Records from a data collection:
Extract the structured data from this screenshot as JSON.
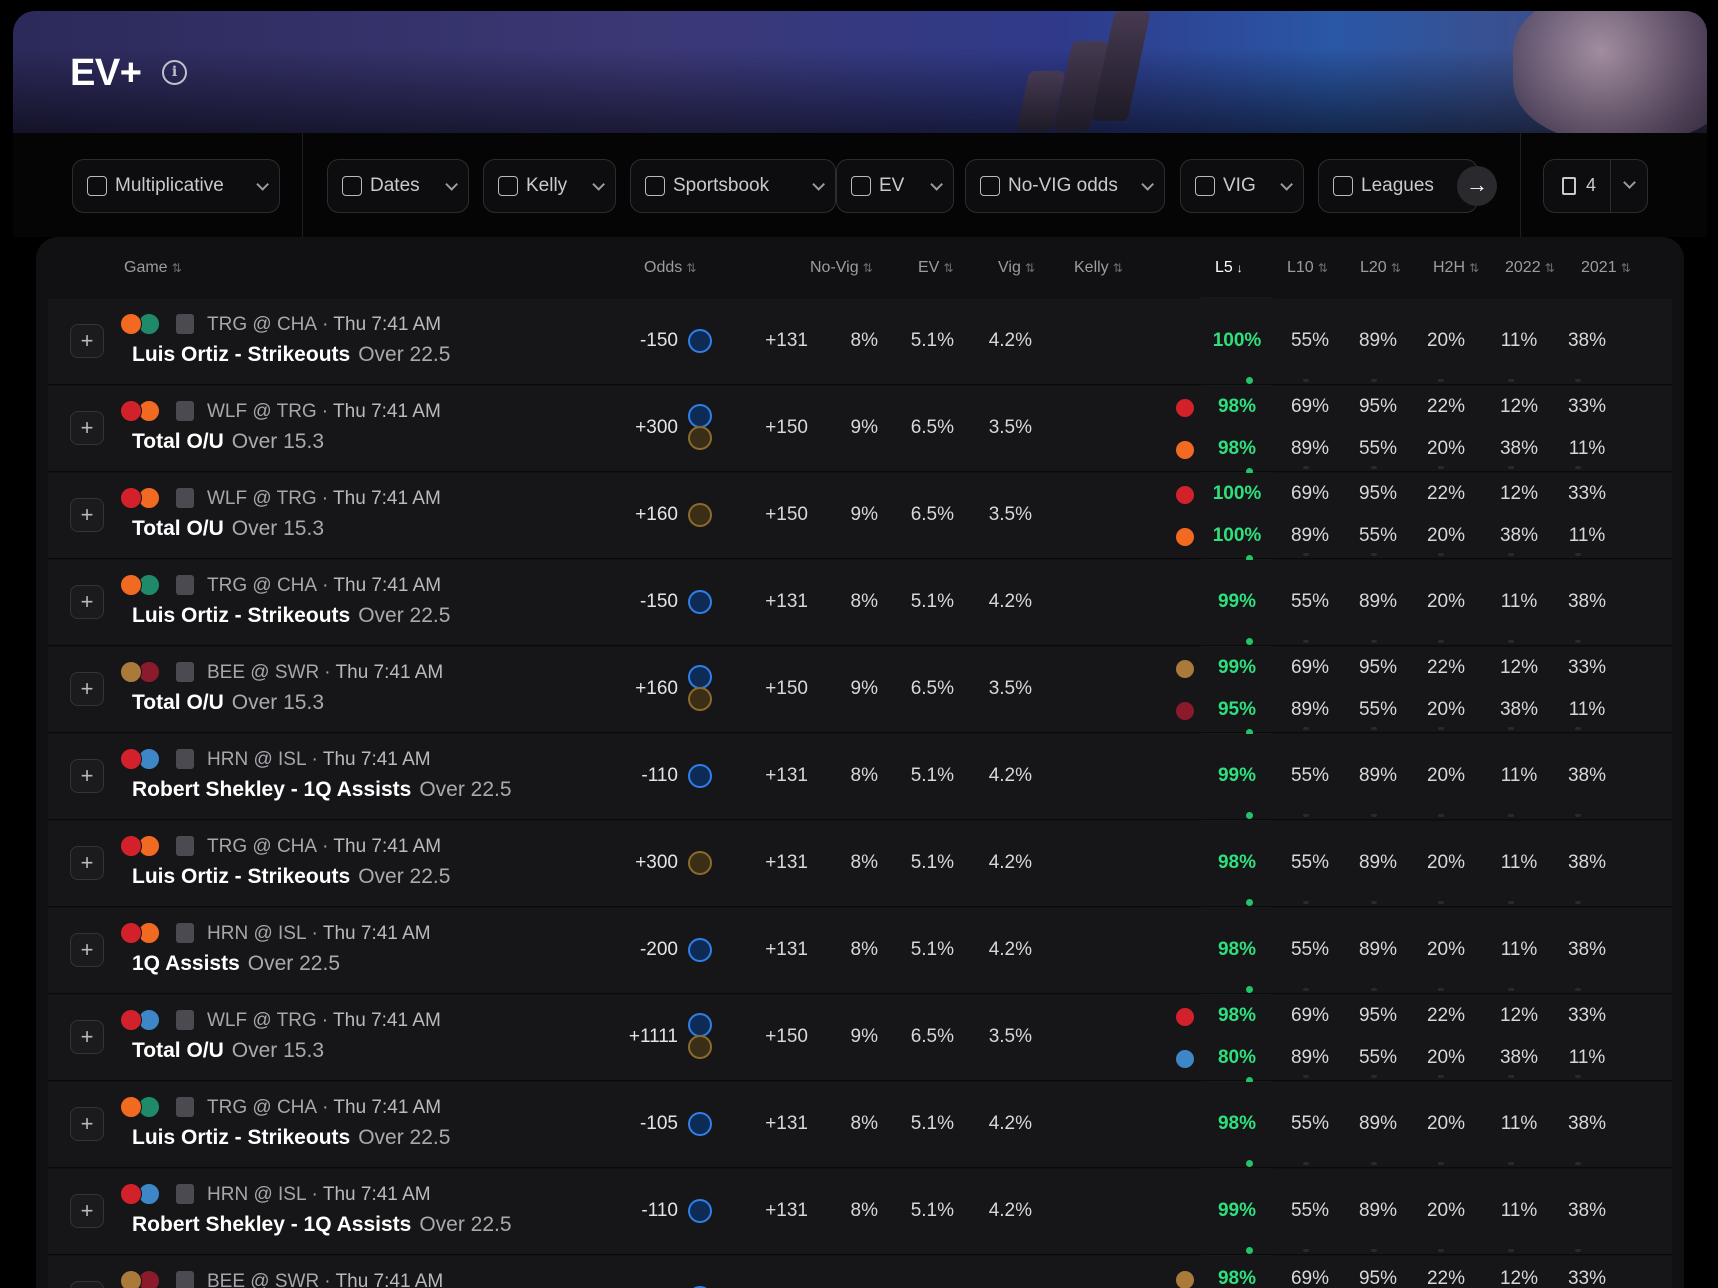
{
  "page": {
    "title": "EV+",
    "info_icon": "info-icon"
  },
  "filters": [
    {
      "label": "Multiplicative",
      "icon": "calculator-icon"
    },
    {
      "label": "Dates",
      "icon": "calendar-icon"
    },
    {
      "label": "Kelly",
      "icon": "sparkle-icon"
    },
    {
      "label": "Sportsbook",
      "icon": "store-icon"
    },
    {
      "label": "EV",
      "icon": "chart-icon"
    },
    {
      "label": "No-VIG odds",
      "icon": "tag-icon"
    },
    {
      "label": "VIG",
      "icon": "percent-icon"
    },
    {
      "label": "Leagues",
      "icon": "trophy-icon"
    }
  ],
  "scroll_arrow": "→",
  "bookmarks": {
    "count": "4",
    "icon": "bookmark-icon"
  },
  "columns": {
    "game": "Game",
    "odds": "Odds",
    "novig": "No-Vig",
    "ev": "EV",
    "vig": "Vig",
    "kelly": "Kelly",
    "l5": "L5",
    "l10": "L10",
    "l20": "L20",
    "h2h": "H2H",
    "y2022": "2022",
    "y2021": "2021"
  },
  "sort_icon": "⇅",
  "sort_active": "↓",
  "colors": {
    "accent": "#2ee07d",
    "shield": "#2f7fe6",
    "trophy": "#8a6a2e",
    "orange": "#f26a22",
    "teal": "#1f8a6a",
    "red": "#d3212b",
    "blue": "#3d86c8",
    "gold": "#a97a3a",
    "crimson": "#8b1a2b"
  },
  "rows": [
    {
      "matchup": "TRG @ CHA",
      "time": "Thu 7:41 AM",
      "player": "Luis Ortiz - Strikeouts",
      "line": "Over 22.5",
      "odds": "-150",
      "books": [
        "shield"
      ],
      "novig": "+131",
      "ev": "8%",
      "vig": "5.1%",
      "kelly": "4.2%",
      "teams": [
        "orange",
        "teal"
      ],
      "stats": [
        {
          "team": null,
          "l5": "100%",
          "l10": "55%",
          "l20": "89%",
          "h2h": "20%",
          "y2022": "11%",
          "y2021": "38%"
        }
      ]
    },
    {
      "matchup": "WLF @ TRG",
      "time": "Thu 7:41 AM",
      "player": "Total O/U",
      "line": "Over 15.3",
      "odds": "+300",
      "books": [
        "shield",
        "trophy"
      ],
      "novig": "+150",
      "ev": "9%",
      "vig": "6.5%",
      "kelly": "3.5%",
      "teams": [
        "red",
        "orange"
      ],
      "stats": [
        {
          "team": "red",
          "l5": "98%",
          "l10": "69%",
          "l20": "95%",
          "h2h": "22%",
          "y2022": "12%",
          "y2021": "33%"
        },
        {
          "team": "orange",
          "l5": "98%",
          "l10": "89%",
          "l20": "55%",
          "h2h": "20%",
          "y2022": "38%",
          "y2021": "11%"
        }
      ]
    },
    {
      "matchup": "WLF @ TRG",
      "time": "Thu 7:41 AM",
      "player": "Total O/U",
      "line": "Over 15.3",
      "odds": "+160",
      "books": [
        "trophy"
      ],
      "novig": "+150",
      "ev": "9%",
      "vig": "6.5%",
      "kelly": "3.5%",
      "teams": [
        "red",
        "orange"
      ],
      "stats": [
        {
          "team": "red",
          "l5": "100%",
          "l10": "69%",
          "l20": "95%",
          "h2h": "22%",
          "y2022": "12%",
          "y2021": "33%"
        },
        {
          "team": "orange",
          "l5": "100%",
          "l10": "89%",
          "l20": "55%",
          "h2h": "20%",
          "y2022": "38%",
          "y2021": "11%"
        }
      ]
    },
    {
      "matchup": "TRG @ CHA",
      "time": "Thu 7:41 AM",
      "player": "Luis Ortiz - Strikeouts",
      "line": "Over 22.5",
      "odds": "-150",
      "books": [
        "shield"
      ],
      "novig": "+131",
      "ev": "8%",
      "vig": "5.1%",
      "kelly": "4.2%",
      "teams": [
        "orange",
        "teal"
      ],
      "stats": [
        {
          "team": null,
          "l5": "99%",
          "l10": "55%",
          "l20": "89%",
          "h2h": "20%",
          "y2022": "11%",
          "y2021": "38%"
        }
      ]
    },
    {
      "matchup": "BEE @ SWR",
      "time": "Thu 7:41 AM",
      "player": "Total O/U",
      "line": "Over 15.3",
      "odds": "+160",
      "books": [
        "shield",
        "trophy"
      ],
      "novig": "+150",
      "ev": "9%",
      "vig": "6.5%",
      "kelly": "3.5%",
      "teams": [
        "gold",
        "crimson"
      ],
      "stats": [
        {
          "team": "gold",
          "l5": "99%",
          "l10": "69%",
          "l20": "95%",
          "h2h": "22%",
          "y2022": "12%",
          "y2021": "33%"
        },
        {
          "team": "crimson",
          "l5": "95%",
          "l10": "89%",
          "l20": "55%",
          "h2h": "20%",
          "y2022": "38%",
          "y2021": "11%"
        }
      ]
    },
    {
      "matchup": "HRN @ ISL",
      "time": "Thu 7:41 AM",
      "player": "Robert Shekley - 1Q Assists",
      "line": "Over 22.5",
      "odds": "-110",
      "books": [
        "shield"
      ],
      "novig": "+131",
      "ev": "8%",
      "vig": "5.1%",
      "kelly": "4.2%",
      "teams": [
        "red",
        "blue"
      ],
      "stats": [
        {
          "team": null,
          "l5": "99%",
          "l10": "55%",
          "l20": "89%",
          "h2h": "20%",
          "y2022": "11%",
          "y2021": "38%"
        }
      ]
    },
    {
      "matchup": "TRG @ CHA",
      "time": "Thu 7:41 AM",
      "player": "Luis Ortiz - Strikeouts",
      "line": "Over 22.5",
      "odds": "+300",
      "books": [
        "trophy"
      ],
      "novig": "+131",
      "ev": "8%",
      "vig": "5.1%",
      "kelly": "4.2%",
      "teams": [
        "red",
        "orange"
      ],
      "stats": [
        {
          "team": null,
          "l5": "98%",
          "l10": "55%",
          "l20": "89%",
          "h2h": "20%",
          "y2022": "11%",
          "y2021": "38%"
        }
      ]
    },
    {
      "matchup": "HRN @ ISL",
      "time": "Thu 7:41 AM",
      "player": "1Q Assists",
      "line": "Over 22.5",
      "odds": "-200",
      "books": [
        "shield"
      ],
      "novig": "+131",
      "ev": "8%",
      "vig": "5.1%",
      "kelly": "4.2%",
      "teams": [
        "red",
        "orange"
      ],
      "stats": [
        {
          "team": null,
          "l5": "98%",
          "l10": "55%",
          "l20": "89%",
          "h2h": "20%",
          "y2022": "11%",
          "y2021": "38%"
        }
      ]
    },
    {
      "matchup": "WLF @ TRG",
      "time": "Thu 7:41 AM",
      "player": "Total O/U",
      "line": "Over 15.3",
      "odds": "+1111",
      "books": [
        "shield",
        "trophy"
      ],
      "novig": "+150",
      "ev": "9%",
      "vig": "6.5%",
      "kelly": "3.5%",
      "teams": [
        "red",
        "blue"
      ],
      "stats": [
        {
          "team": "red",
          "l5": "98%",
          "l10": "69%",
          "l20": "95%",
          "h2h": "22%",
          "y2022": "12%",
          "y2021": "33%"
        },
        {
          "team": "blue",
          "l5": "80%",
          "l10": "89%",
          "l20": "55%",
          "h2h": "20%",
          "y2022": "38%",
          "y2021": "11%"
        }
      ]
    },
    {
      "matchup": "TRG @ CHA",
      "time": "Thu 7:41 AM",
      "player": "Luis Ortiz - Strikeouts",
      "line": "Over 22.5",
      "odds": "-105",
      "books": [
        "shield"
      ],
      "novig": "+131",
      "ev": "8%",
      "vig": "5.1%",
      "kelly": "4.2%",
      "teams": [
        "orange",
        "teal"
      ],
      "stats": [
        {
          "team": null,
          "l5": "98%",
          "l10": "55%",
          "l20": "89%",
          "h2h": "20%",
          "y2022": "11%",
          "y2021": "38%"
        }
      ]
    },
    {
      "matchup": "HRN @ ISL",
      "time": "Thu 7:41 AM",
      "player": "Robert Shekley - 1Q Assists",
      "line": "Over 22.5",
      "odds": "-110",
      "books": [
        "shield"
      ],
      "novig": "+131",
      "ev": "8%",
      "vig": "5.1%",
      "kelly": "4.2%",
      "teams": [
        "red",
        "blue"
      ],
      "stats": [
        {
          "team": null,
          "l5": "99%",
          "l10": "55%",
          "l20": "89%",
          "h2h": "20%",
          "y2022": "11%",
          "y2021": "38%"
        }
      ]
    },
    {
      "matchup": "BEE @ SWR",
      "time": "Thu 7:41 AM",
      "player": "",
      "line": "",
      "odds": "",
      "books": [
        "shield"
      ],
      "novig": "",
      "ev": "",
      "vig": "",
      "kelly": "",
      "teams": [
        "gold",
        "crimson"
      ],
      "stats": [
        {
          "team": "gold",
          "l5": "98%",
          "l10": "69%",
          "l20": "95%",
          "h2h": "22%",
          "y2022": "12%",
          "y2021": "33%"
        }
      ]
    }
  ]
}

Exercise prompt:
Find every line above that contains the word "label", and return each one.

Solution to this exercise:
      "label": "Multiplicative",
      "label": "Dates",
      "label": "Kelly",
      "label": "Sportsbook",
      "label": "EV",
      "label": "No-VIG odds",
      "label": "VIG",
      "label": "Leagues",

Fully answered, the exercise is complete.